## What to work on
The entire listing is to be repeated verbatim.

◆ ◆ ◆ ◆

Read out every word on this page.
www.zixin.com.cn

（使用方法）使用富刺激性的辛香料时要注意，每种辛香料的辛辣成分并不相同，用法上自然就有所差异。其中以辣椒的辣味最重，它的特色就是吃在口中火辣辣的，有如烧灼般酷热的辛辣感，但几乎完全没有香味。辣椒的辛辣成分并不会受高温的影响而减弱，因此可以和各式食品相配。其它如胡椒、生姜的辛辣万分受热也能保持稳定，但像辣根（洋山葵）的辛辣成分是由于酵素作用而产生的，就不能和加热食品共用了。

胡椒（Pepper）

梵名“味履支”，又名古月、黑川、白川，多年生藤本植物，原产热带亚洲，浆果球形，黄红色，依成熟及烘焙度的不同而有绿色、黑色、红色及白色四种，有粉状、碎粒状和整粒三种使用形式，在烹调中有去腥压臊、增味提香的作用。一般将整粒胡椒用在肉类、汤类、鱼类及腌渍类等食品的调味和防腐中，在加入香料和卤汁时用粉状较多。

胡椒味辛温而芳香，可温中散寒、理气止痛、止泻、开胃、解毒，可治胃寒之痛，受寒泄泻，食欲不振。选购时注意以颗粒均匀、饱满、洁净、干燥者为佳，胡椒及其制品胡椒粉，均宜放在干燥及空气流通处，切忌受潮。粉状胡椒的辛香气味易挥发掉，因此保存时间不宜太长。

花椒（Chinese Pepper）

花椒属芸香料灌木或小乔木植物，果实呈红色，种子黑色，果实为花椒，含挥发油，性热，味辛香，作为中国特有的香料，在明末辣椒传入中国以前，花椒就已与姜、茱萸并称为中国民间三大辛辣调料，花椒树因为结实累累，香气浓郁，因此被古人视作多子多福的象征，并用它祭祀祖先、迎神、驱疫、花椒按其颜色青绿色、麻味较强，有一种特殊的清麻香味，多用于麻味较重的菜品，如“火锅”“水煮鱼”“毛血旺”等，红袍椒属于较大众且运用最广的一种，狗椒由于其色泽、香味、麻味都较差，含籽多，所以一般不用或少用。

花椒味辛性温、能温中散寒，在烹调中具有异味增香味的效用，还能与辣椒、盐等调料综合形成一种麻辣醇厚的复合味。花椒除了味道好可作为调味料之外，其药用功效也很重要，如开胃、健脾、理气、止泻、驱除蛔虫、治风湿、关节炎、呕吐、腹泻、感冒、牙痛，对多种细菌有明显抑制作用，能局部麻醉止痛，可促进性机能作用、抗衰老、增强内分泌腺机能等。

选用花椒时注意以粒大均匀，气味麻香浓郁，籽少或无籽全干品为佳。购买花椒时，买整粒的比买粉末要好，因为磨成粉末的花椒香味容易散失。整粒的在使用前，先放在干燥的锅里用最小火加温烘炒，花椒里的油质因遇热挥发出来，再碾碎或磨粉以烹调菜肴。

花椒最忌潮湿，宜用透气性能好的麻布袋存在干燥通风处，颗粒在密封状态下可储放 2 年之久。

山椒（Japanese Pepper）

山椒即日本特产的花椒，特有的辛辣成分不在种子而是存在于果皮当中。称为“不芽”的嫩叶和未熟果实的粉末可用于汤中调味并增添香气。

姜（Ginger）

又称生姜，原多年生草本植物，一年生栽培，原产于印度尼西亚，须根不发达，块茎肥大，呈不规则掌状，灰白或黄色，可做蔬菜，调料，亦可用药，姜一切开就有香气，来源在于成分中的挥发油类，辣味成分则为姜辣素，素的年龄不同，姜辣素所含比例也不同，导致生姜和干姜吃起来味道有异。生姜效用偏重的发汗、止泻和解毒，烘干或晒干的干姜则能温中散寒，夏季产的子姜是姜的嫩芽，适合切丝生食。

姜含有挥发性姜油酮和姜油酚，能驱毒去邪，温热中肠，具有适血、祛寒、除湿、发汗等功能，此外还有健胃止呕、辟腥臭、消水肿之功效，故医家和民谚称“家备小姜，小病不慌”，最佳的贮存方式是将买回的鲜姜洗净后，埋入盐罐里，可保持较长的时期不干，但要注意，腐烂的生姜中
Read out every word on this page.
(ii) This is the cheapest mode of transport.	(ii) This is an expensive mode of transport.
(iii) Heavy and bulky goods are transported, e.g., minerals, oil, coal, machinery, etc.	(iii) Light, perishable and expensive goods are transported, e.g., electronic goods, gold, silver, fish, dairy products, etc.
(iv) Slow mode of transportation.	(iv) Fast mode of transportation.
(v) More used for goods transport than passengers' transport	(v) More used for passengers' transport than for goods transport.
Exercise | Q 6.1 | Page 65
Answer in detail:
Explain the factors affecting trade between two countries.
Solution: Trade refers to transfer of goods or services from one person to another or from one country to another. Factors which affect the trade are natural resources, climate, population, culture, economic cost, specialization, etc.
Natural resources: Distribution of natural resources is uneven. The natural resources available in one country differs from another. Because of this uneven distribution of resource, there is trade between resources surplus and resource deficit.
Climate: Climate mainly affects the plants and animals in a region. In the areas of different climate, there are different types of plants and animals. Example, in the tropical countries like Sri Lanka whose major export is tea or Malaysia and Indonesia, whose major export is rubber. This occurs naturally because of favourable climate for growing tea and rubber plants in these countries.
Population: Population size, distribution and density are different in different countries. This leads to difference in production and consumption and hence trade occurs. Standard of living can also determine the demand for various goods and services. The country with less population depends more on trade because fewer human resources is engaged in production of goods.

◆ ◆ ◆ ◆

## Written response
Read out every word on this page.
www.zixin.com.cn

（使用方法）使用富刺激性的辛香料时要注意，每种辛香料的辛辣成分并不相同，用法上自然就有所差异。其中以辣椒的辣味最重，它的特色就是吃在口中火辣辣的，有如烧灼般酷热的辛辣感，但几乎完全没有香味。辣椒的辛辣成分并不会受高温的影响而减弱，因此可以和各式食品相配。其它如胡椒、生姜的辛辣万分受热也能保持稳定，但像辣根（洋山葵）的辛辣成分是由于酵素作用而产生的，就不能和加热食品共用了。

胡椒（Pepper）

梵名“味履支”，又名古月、黑川、白川，多年生藤本植物，原产热带亚洲，浆果球形，黄红色，依成熟及烘焙度的不同而有绿色、黑色、红色及白色四种，有粉状、碎粒状和整粒三种使用形式，在烹调中有去腥压臊、增味提香的作用。一般将整粒胡椒用在肉类、汤类、鱼类及腌渍类等食品的调味和防腐中，在加入香料和卤汁时用粉状较多。

胡椒味辛温而芳香，可温中散寒、理气止痛、止泻、开胃、解毒，可治胃寒之痛，受寒泄泻，食欲不振。选购时注意以颗粒均匀、饱满、洁净、干燥者为佳，胡椒及其制品胡椒粉，均宜放在干燥及空气流通处，切忌受潮。粉状胡椒的辛香气味易挥发掉，因此保存时间不宜太长。

花椒（Chinese Pepper）

花椒属芸香料灌木或小乔木植物，果实呈红色，种子黑色，果实为花椒，含挥发油，性热，味辛香，作为中国特有的香料，在明末辣椒传入中国以前，花椒就已与姜、茱萸并称为中国民间三大辛辣调料，花椒树因为结实累累，香气浓郁，因此被古人视作多子多福的象征，并用它祭祀祖先、迎神、驱疫、花椒按其颜色青绿色、麻味较强，有一种特殊的清麻香味，多用于麻味较重的菜品，如“火锅”“水煮鱼”“毛血旺”等，红袍椒属于较大众且运用最广的一种，狗椒由于其色泽、香味、麻味都较差，含籽多，所以一般不用或少用。

花椒味辛性温、能温中散寒，在烹调中具有异味增香味的效用，还能与辣椒、盐等调料综合形成一种麻辣醇厚的复合味。花椒除了味道好可作为调味料之外，其药用功效也很重要，如开胃、健脾、理气、止泻、驱除蛔虫、治风湿、关节炎、呕吐、腹泻、感冒、牙痛，对多种细菌有明显抑制作用，能局部麻醉止痛，可促进性机能作用、抗衰老、增强内分泌腺机能等。

选用花椒时注意以粒大均匀，气味麻香浓郁，籽少或无籽全干品为佳。购买花椒时，买整粒的比买粉末要好，因为磨成粉末的花椒香味容易散失。整粒的在使用前，先放在干燥的锅里用最小火加温烘炒，花椒里的油质因遇热挥发出来，再碾碎或磨粉以烹调菜肴。

花椒最忌潮湿，宜用透气性能好的麻布袋存在干燥通风处，颗粒在密封状态下可储放 2 年之久。

山椒（Japanese Pepper）

山椒即日本特产的花椒，特有的辛辣成分不在种子而是存在于果皮当中。称为“不芽”的嫩叶和未熟果实的粉末可用于汤中调味并增添香气。

姜（Ginger）

又称生姜，原多年生草本植物，一年生栽培，原产于印度尼西亚，须根不发达，块茎肥大，呈不规则掌状，灰白或黄色，可做蔬菜，调料，亦可用药，姜一切开就有香气，来源在于成分中的挥发油类，辣味成分则为姜辣素，素的年龄不同，姜辣素所含比例也不同，导致生姜和干姜吃起来味道有异。生姜效用偏重的发汗、止泻和解毒，烘干或晒干的干姜则能温中散寒，夏季产的子姜是姜的嫩芽，适合切丝生食。

姜含有挥发性姜油酮和姜油酚，能驱毒去邪，温热中肠，具有适血、祛寒、除湿、发汗等功能，此外还有健胃止呕、辟腥臭、消水肿之功效，故医家和民谚称“家备小姜，小病不慌”，最佳的贮存方式是将买回的鲜姜洗净后，埋入盐罐里，可保持较长的时期不干，但要注意，腐烂的生姜中
Read out every word on this page.
(ii) This is the cheapest mode of transport.	(ii) This is an expensive mode of transport.
(iii) Heavy and bulky goods are transported, e.g., minerals, oil, coal, machinery, etc.	(iii) Light, perishable and expensive goods are transported, e.g., electronic goods, gold, silver, fish, dairy products, etc.
(iv) Slow mode of transportation.	(iv) Fast mode of transportation.
(v) More used for goods transport than passengers' transport	(v) More used for passengers' transport than for goods transport.
Exercise | Q 6.1 | Page 65
Answer in detail:
Explain the factors affecting trade between two countries.
Solution: Trade refers to transfer of goods or services from one person to another or from one country to another. Factors which affect the trade are natural resources, climate, population, culture, economic cost, specialization, etc.
Natural resources: Distribution of natural resources is uneven. The natural resources available in one country differs from another. Because of this uneven distribution of resource, there is trade between resources surplus and resource deficit.
Climate: Climate mainly affects the plants and animals in a region. In the areas of different climate, there are different types of plants and animals. Example, in the tropical countries like Sri Lanka whose major export is tea or Malaysia and Indonesia, whose major export is rubber. This occurs naturally because of favourable climate for growing tea and rubber plants in these countries.
Population: Population size, distribution and density are different in different countries. This leads to difference in production and consumption and hence trade occurs. Standard of living can also determine the demand for various goods and services. The country with less population depends more on trade because fewer human resources is engaged in production of goods.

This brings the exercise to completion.